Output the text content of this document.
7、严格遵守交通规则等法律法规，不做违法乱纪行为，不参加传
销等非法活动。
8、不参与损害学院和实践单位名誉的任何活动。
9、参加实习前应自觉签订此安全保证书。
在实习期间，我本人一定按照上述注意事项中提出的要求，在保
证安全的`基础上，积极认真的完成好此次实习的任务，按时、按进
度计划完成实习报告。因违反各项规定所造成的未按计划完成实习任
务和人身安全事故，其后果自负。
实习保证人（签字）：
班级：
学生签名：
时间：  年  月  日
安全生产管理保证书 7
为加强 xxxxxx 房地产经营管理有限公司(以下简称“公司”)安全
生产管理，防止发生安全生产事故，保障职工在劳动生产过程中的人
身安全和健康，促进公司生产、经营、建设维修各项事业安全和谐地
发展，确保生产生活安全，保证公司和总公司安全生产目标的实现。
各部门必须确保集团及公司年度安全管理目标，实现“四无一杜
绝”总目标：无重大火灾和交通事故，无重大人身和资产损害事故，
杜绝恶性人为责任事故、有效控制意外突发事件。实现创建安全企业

==

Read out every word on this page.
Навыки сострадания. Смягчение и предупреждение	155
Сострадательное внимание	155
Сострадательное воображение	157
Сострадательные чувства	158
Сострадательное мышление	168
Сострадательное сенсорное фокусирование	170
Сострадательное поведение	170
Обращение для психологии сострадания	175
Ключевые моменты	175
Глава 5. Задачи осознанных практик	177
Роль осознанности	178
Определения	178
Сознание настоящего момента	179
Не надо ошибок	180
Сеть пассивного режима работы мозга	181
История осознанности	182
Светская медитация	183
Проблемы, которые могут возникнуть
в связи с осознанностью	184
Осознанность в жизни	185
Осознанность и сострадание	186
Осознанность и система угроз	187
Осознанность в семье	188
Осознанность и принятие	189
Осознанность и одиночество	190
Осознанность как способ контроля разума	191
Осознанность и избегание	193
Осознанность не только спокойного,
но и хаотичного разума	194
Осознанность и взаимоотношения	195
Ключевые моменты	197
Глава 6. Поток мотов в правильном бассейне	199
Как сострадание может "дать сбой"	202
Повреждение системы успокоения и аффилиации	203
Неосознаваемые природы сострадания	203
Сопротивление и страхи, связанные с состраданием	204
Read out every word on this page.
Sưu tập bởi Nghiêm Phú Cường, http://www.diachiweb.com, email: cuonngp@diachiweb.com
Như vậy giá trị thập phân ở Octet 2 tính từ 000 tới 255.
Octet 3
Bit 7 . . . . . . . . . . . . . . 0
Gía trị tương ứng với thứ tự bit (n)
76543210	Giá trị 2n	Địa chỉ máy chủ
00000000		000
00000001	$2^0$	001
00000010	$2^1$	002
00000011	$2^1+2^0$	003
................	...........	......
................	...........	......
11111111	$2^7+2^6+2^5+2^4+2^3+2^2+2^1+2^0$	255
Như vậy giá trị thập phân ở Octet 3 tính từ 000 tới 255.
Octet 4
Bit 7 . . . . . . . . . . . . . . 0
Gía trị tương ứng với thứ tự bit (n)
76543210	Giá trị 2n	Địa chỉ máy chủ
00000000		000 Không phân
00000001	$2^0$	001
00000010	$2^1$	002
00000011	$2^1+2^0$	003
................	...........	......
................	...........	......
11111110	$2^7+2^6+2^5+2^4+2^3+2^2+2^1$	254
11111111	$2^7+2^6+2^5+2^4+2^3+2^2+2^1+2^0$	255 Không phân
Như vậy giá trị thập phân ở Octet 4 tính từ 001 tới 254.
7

---

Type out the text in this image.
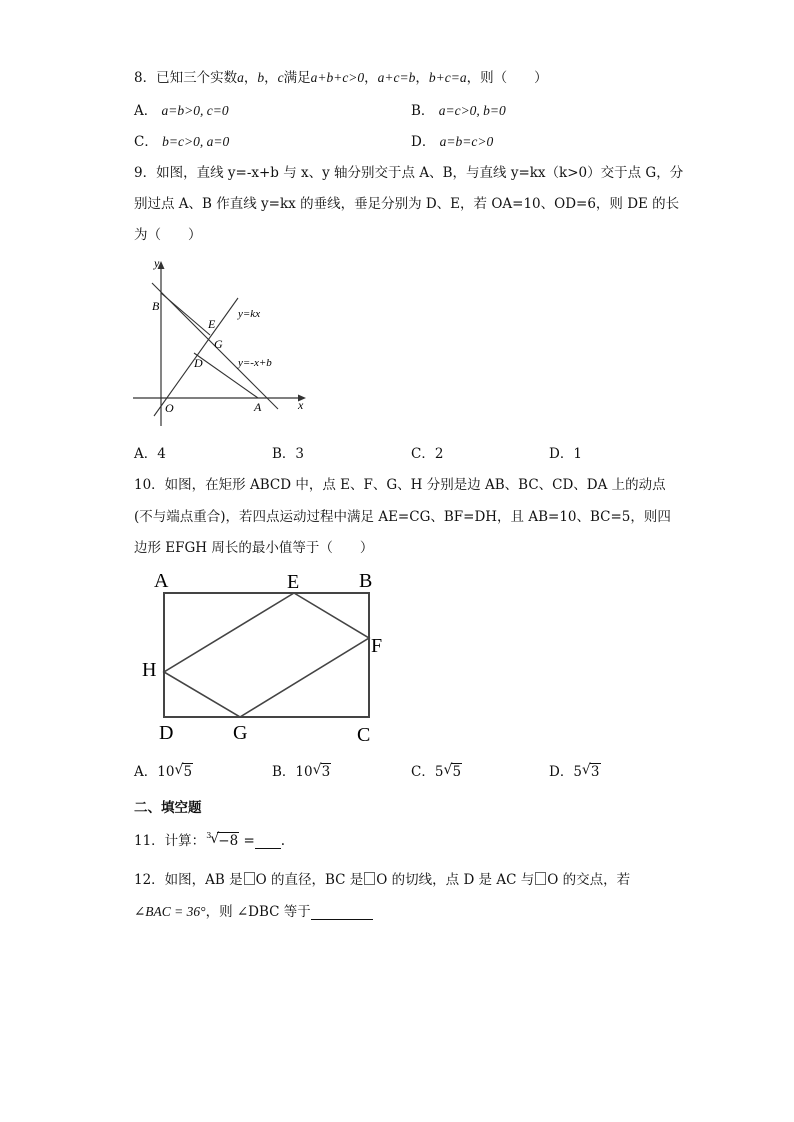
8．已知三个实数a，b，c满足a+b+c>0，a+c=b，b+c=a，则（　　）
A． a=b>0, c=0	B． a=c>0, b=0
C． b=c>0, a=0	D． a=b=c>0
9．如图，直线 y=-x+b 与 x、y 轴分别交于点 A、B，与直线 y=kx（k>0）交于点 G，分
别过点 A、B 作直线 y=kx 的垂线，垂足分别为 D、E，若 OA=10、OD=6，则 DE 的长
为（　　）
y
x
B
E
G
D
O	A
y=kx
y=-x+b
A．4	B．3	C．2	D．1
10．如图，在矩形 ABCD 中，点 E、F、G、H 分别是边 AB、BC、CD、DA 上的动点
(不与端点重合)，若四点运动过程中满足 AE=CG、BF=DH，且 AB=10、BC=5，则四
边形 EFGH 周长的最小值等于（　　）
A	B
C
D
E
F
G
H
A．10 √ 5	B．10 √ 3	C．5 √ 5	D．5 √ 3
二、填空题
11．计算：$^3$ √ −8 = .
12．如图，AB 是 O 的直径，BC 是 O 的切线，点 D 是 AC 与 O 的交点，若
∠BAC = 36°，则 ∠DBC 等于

■ **Work instructions**:
Copy all lines of the material above where the string "Không" occurs.

■ **Exercise response**:
00000000		000 Không phân
11111111	$2^7+2^6+2^5+2^4+2^3+2^2+2^1+2^0$	255 Không phân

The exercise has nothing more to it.